## Saved entries
○ ○ ○ ○ ○

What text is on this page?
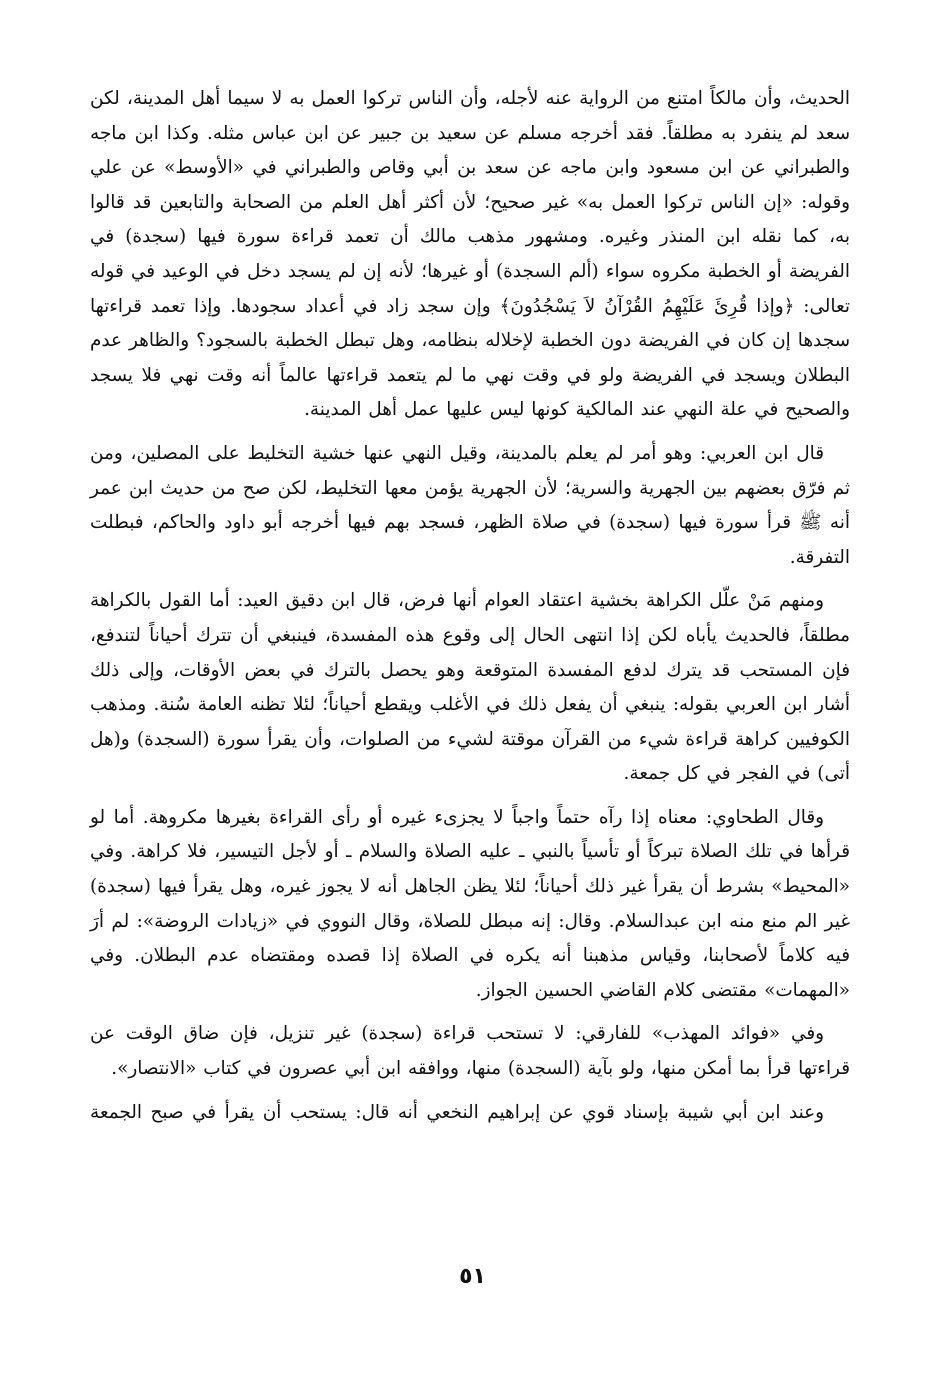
الحديث، وأن مالكاً امتنع من الرواية عنه لأجله، وأن الناس تركوا العمل به لا سيما أهل المدينة، لكن سعد لم ينفرد به مطلقاً. فقد أخرجه مسلم عن سعيد بن جبير عن ابن عباس مثله. وكذا ابن ماجه والطبراني عن ابن مسعود وابن ماجه عن سعد بن أبي وقاص والطبراني في «الأوسط» عن علي وقوله: «إن الناس تركوا العمل به» غير صحيح؛ لأن أكثر أهل العلم من الصحابة والتابعين قد قالوا به، كما نقله ابن المنذر وغيره. ومشهور مذهب مالك أن تعمد قراءة سورة فيها (سجدة) في الفريضة أو الخطبة مكروه سواء (ألم السجدة) أو غيرها؛ لأنه إن لم يسجد دخل في الوعيد في قوله تعالى: ﴿وإذا قُرِئَ عَلَيْهِمُ القُرْآنُ لاَ يَسْجُدُونَ﴾ وإن سجد زاد في أعداد سجودها. وإذا تعمد قراءتها سجدها إن كان في الفريضة دون الخطبة لإخلاله بنظامه، وهل تبطل الخطبة بالسجود؟ والظاهر عدم البطلان ويسجد في الفريضة ولو في وقت نهي ما لم يتعمد قراءتها عالماً أنه وقت نهي فلا يسجد والصحيح في علة النهي عند المالكية كونها ليس عليها عمل أهل المدينة.

قال ابن العربي: وهو أمر لم يعلم بالمدينة، وقيل النهي عنها خشية التخليط على المصلين، ومن ثم فرّق بعضهم بين الجهرية والسرية؛ لأن الجهرية يؤمن معها التخليط، لكن صح من حديث ابن عمر أنه ﷺ قرأ سورة فيها (سجدة) في صلاة الظهر، فسجد بهم فيها أخرجه أبو داود والحاكم، فبطلت التفرقة.

ومنهم مَنْ علّل الكراهة بخشية اعتقاد العوام أنها فرض، قال ابن دقيق العيد: أما القول بالكراهة مطلقاً، فالحديث يأباه لكن إذا انتهى الحال إلى وقوع هذه المفسدة، فينبغي أن تترك أحياناً لتندفع، فإن المستحب قد يترك لدفع المفسدة المتوقعة وهو يحصل بالترك في بعض الأوقات، وإلى ذلك أشار ابن العربي بقوله: ينبغي أن يفعل ذلك في الأغلب ويقطع أحياناً؛ لئلا تظنه العامة سُنة. ومذهب الكوفيين كراهة قراءة شيء من القرآن موقتة لشيء من الصلوات، وأن يقرأ سورة (السجدة) و(هل أتى) في الفجر في كل جمعة.

وقال الطحاوي: معناه إذا رآه حتماً واجباً لا يجزىء غيره أو رأى القراءة بغيرها مكروهة. أما لو قرأها في تلك الصلاة تبركاً أو تأسياً بالنبي ـ عليه الصلاة والسلام ـ أو لأجل التيسير، فلا كراهة. وفي «المحيط» بشرط أن يقرأ غير ذلك أحياناً؛ لئلا يظن الجاهل أنه لا يجوز غيره، وهل يقرأ فيها (سجدة) غير الم منع منه ابن عبدالسلام. وقال: إنه مبطل للصلاة، وقال النووي في «زيادات الروضة»: لم أرَ فيه كلاماً لأصحابنا، وقياس مذهبنا أنه يكره في الصلاة إذا قصده ومقتضاه عدم البطلان. وفي «المهمات» مقتضى كلام القاضي الحسين الجواز.

وفي «فوائد المهذب» للفارقي: لا تستحب قراءة (سجدة) غير تنزيل، فإن ضاق الوقت عن قراءتها قرأ بما أمكن منها، ولو بآية (السجدة) منها، ووافقه ابن أبي عصرون في كتاب «الانتصار».

وعند ابن أبي شيبة بإسناد قوي عن إبراهيم النخعي أنه قال: يستحب أن يقرأ في صبح الجمعة

٥١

○ ○ ○ ○ ○

Retype every record above exactly as written, but leave out the pictures.

## WRITTEN ANSWER
What text is on this page?
الحديث، وأن مالكاً امتنع من الرواية عنه لأجله، وأن الناس تركوا العمل به لا سيما أهل المدينة، لكن سعد لم ينفرد به مطلقاً. فقد أخرجه مسلم عن سعيد بن جبير عن ابن عباس مثله. وكذا ابن ماجه والطبراني عن ابن مسعود وابن ماجه عن سعد بن أبي وقاص والطبراني في «الأوسط» عن علي وقوله: «إن الناس تركوا العمل به» غير صحيح؛ لأن أكثر أهل العلم من الصحابة والتابعين قد قالوا به، كما نقله ابن المنذر وغيره. ومشهور مذهب مالك أن تعمد قراءة سورة فيها (سجدة) في الفريضة أو الخطبة مكروه سواء (ألم السجدة) أو غيرها؛ لأنه إن لم يسجد دخل في الوعيد في قوله تعالى: ﴿وإذا قُرِئَ عَلَيْهِمُ القُرْآنُ لاَ يَسْجُدُونَ﴾ وإن سجد زاد في أعداد سجودها. وإذا تعمد قراءتها سجدها إن كان في الفريضة دون الخطبة لإخلاله بنظامه، وهل تبطل الخطبة بالسجود؟ والظاهر عدم البطلان ويسجد في الفريضة ولو في وقت نهي ما لم يتعمد قراءتها عالماً أنه وقت نهي فلا يسجد والصحيح في علة النهي عند المالكية كونها ليس عليها عمل أهل المدينة.

قال ابن العربي: وهو أمر لم يعلم بالمدينة، وقيل النهي عنها خشية التخليط على المصلين، ومن ثم فرّق بعضهم بين الجهرية والسرية؛ لأن الجهرية يؤمن معها التخليط، لكن صح من حديث ابن عمر أنه ﷺ قرأ سورة فيها (سجدة) في صلاة الظهر، فسجد بهم فيها أخرجه أبو داود والحاكم، فبطلت التفرقة.

ومنهم مَنْ علّل الكراهة بخشية اعتقاد العوام أنها فرض، قال ابن دقيق العيد: أما القول بالكراهة مطلقاً، فالحديث يأباه لكن إذا انتهى الحال إلى وقوع هذه المفسدة، فينبغي أن تترك أحياناً لتندفع، فإن المستحب قد يترك لدفع المفسدة المتوقعة وهو يحصل بالترك في بعض الأوقات، وإلى ذلك أشار ابن العربي بقوله: ينبغي أن يفعل ذلك في الأغلب ويقطع أحياناً؛ لئلا تظنه العامة سُنة. ومذهب الكوفيين كراهة قراءة شيء من القرآن موقتة لشيء من الصلوات، وأن يقرأ سورة (السجدة) و(هل أتى) في الفجر في كل جمعة.

وقال الطحاوي: معناه إذا رآه حتماً واجباً لا يجزىء غيره أو رأى القراءة بغيرها مكروهة. أما لو قرأها في تلك الصلاة تبركاً أو تأسياً بالنبي ـ عليه الصلاة والسلام ـ أو لأجل التيسير، فلا كراهة. وفي «المحيط» بشرط أن يقرأ غير ذلك أحياناً؛ لئلا يظن الجاهل أنه لا يجوز غيره، وهل يقرأ فيها (سجدة) غير الم منع منه ابن عبدالسلام. وقال: إنه مبطل للصلاة، وقال النووي في «زيادات الروضة»: لم أرَ فيه كلاماً لأصحابنا، وقياس مذهبنا أنه يكره في الصلاة إذا قصده ومقتضاه عدم البطلان. وفي «المهمات» مقتضى كلام القاضي الحسين الجواز.

وفي «فوائد المهذب» للفارقي: لا تستحب قراءة (سجدة) غير تنزيل، فإن ضاق الوقت عن قراءتها قرأ بما أمكن منها، ولو بآية (السجدة) منها، ووافقه ابن أبي عصرون في كتاب «الانتصار».

وعند ابن أبي شيبة بإسناد قوي عن إبراهيم النخعي أنه قال: يستحب أن يقرأ في صبح الجمعة

٥١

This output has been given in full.